* [THE REQUEST] Transcribe the material below exactly as it appears.

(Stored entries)

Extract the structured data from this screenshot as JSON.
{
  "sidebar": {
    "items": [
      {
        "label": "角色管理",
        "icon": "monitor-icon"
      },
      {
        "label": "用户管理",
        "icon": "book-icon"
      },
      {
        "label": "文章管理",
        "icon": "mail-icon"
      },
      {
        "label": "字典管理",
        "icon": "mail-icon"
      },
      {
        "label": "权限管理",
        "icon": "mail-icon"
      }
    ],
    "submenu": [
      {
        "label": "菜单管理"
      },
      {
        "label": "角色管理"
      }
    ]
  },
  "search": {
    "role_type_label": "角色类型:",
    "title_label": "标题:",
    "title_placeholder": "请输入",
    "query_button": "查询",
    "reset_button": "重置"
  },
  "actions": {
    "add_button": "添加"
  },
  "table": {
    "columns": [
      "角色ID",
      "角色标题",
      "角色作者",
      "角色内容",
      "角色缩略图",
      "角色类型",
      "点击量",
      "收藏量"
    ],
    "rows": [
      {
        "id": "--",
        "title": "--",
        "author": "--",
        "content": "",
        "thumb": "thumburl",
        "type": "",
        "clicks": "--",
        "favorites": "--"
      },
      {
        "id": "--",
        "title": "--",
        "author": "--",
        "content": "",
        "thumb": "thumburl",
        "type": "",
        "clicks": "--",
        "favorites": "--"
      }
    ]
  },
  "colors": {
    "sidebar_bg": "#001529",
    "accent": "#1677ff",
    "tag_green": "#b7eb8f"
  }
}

* [RESULT]
Extract the structured data from this screenshot as JSON.
{
  "sidebar": {
    "items": [
      {
        "label": "角色管理",
        "icon": "monitor-icon"
      },
      {
        "label": "用户管理",
        "icon": "book-icon"
      },
      {
        "label": "文章管理",
        "icon": "mail-icon"
      },
      {
        "label": "字典管理",
        "icon": "mail-icon"
      },
      {
        "label": "权限管理",
        "icon": "mail-icon"
      }
    ],
    "submenu": [
      {
        "label": "菜单管理"
      },
      {
        "label": "角色管理"
      }
    ]
  },
  "search": {
    "role_type_label": "角色类型:",
    "title_label": "标题:",
    "title_placeholder": "请输入",
    "query_button": "查询",
    "reset_button": "重置"
  },
  "actions": {
    "add_button": "添加"
  },
  "table": {
    "columns": [
      "角色ID",
      "角色标题",
      "角色作者",
      "角色内容",
      "角色缩略图",
      "角色类型",
      "点击量",
      "收藏量"
    ],
    "rows": [
      {
        "id": "--",
        "title": "--",
        "author": "--",
        "content": "",
        "thumb": "thumburl",
        "type": "",
        "clicks": "--",
        "favorites": "--"
      },
      {
        "id": "--",
        "title": "--",
        "author": "--",
        "content": "",
        "thumb": "thumburl",
        "type": "",
        "clicks": "--",
        "favorites": "--"
      }
    ]
  },
  "colors": {
    "sidebar_bg": "#001529",
    "accent": "#1677ff",
    "tag_green": "#b7eb8f"
  }
}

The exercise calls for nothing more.